--- Start of DATA SHOWN ---
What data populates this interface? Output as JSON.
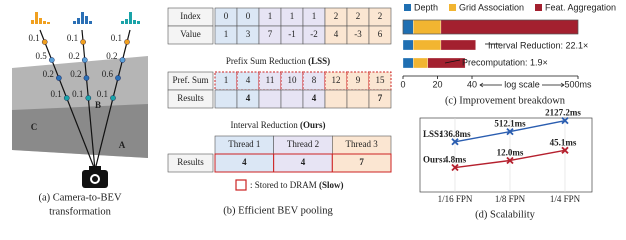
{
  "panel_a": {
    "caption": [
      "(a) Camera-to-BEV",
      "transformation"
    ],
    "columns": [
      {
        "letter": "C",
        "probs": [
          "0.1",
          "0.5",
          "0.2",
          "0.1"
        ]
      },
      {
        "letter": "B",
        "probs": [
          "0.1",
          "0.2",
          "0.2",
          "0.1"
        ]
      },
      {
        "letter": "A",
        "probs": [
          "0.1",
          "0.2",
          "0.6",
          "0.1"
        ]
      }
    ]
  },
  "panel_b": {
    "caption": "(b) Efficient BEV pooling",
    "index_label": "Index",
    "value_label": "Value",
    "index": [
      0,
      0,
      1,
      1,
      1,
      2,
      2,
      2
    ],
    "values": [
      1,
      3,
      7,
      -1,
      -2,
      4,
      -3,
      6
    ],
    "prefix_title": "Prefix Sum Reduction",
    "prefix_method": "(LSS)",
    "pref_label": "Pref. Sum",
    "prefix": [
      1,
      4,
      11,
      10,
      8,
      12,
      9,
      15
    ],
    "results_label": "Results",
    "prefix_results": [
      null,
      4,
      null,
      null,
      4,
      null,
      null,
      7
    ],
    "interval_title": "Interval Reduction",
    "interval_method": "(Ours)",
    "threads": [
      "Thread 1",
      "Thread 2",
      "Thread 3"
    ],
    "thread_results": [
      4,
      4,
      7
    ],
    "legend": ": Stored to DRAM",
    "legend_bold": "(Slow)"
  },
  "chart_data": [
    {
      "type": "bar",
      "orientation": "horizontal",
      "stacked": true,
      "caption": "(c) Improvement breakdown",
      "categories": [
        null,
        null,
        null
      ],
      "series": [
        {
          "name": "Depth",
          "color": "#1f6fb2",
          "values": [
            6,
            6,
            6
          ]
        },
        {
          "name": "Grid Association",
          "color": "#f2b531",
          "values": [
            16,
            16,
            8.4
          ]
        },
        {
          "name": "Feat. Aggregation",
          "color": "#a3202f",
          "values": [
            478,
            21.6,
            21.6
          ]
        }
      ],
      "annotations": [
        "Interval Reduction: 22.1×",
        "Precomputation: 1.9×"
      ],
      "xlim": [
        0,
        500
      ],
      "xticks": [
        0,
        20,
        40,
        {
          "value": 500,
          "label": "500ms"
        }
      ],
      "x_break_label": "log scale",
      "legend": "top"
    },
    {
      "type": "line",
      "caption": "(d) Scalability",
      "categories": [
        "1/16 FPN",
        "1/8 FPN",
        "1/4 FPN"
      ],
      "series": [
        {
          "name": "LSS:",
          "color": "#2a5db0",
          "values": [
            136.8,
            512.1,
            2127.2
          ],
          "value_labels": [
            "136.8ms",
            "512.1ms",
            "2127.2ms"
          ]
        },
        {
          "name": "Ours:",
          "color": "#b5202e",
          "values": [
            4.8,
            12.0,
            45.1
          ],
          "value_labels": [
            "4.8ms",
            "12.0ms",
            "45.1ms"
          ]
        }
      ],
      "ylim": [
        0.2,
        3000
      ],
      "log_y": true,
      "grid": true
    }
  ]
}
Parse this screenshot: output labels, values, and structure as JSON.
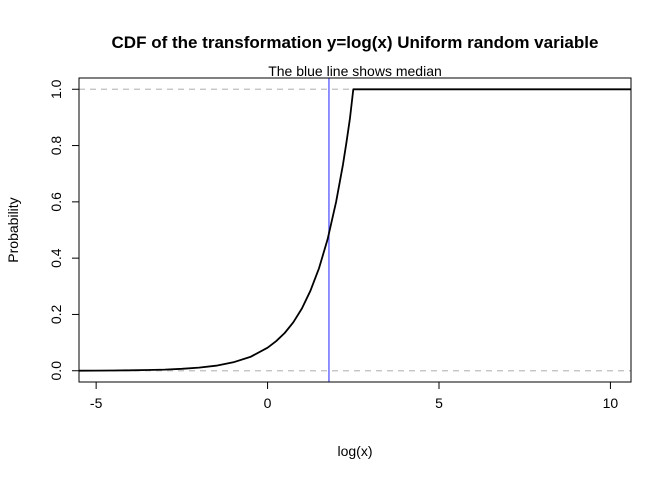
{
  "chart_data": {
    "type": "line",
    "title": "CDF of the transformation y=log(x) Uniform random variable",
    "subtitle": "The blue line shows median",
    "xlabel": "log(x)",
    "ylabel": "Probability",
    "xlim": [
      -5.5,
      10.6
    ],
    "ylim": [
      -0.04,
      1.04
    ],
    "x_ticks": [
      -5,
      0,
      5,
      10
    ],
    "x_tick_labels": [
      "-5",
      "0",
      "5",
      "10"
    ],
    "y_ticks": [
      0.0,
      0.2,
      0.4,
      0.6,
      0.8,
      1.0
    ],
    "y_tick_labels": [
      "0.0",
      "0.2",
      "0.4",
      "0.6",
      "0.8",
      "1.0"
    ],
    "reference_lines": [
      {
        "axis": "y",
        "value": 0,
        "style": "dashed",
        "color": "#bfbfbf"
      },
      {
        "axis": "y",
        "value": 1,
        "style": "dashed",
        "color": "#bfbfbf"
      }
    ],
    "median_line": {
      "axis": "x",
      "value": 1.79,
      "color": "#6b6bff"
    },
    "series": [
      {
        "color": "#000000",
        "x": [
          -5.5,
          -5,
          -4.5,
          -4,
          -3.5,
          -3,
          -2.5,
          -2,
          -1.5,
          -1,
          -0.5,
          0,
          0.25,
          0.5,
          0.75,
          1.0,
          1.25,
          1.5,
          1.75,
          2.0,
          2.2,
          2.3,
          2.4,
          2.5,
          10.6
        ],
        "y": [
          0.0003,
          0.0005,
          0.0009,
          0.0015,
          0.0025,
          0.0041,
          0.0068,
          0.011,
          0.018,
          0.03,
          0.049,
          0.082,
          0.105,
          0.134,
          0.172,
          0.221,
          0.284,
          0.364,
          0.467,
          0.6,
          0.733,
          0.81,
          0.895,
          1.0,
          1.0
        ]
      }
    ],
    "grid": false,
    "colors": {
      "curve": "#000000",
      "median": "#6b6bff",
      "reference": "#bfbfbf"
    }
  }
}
--- End of DATA SHOWN ---
> _PROBLEM REQUIREMENTS_:
Return all of the entries word for word, but omit the pictures.

> _FINISHED EXERCISE_:
What data populates this interface? Output as JSON.
{
  "panel_a": {
    "caption": [
      "(a) Camera-to-BEV",
      "transformation"
    ],
    "columns": [
      {
        "letter": "C",
        "probs": [
          "0.1",
          "0.5",
          "0.2",
          "0.1"
        ]
      },
      {
        "letter": "B",
        "probs": [
          "0.1",
          "0.2",
          "0.2",
          "0.1"
        ]
      },
      {
        "letter": "A",
        "probs": [
          "0.1",
          "0.2",
          "0.6",
          "0.1"
        ]
      }
    ]
  },
  "panel_b": {
    "caption": "(b) Efficient BEV pooling",
    "index_label": "Index",
    "value_label": "Value",
    "index": [
      0,
      0,
      1,
      1,
      1,
      2,
      2,
      2
    ],
    "values": [
      1,
      3,
      7,
      -1,
      -2,
      4,
      -3,
      6
    ],
    "prefix_title": "Prefix Sum Reduction",
    "prefix_method": "(LSS)",
    "pref_label": "Pref. Sum",
    "prefix": [
      1,
      4,
      11,
      10,
      8,
      12,
      9,
      15
    ],
    "results_label": "Results",
    "prefix_results": [
      null,
      4,
      null,
      null,
      4,
      null,
      null,
      7
    ],
    "interval_title": "Interval Reduction",
    "interval_method": "(Ours)",
    "threads": [
      "Thread 1",
      "Thread 2",
      "Thread 3"
    ],
    "thread_results": [
      4,
      4,
      7
    ],
    "legend": ": Stored to DRAM",
    "legend_bold": "(Slow)"
  },
  "chart_data": [
    {
      "type": "bar",
      "orientation": "horizontal",
      "stacked": true,
      "caption": "(c) Improvement breakdown",
      "categories": [
        null,
        null,
        null
      ],
      "series": [
        {
          "name": "Depth",
          "color": "#1f6fb2",
          "values": [
            6,
            6,
            6
          ]
        },
        {
          "name": "Grid Association",
          "color": "#f2b531",
          "values": [
            16,
            16,
            8.4
          ]
        },
        {
          "name": "Feat. Aggregation",
          "color": "#a3202f",
          "values": [
            478,
            21.6,
            21.6
          ]
        }
      ],
      "annotations": [
        "Interval Reduction: 22.1×",
        "Precomputation: 1.9×"
      ],
      "xlim": [
        0,
        500
      ],
      "xticks": [
        0,
        20,
        40,
        {
          "value": 500,
          "label": "500ms"
        }
      ],
      "x_break_label": "log scale",
      "legend": "top"
    },
    {
      "type": "line",
      "caption": "(d) Scalability",
      "categories": [
        "1/16 FPN",
        "1/8 FPN",
        "1/4 FPN"
      ],
      "series": [
        {
          "name": "LSS:",
          "color": "#2a5db0",
          "values": [
            136.8,
            512.1,
            2127.2
          ],
          "value_labels": [
            "136.8ms",
            "512.1ms",
            "2127.2ms"
          ]
        },
        {
          "name": "Ours:",
          "color": "#b5202e",
          "values": [
            4.8,
            12.0,
            45.1
          ],
          "value_labels": [
            "4.8ms",
            "12.0ms",
            "45.1ms"
          ]
        }
      ],
      "ylim": [
        0.2,
        3000
      ],
      "log_y": true,
      "grid": true
    }
  ]
}
Parse this screenshot: output labels, values, and structure as JSON.
{
  "chart_data": {
    "type": "line",
    "title": "CDF of the transformation y=log(x) Uniform random variable",
    "subtitle": "The blue line shows median",
    "xlabel": "log(x)",
    "ylabel": "Probability",
    "xlim": [
      -5.5,
      10.6
    ],
    "ylim": [
      -0.04,
      1.04
    ],
    "x_ticks": [
      -5,
      0,
      5,
      10
    ],
    "x_tick_labels": [
      "-5",
      "0",
      "5",
      "10"
    ],
    "y_ticks": [
      0.0,
      0.2,
      0.4,
      0.6,
      0.8,
      1.0
    ],
    "y_tick_labels": [
      "0.0",
      "0.2",
      "0.4",
      "0.6",
      "0.8",
      "1.0"
    ],
    "reference_lines": [
      {
        "axis": "y",
        "value": 0,
        "style": "dashed",
        "color": "#bfbfbf"
      },
      {
        "axis": "y",
        "value": 1,
        "style": "dashed",
        "color": "#bfbfbf"
      }
    ],
    "median_line": {
      "axis": "x",
      "value": 1.79,
      "color": "#6b6bff"
    },
    "series": [
      {
        "color": "#000000",
        "x": [
          -5.5,
          -5,
          -4.5,
          -4,
          -3.5,
          -3,
          -2.5,
          -2,
          -1.5,
          -1,
          -0.5,
          0,
          0.25,
          0.5,
          0.75,
          1.0,
          1.25,
          1.5,
          1.75,
          2.0,
          2.2,
          2.3,
          2.4,
          2.5,
          10.6
        ],
        "y": [
          0.0003,
          0.0005,
          0.0009,
          0.0015,
          0.0025,
          0.0041,
          0.0068,
          0.011,
          0.018,
          0.03,
          0.049,
          0.082,
          0.105,
          0.134,
          0.172,
          0.221,
          0.284,
          0.364,
          0.467,
          0.6,
          0.733,
          0.81,
          0.895,
          1.0,
          1.0
        ]
      }
    ],
    "grid": false,
    "colors": {
      "curve": "#000000",
      "median": "#6b6bff",
      "reference": "#bfbfbf"
    }
  }
}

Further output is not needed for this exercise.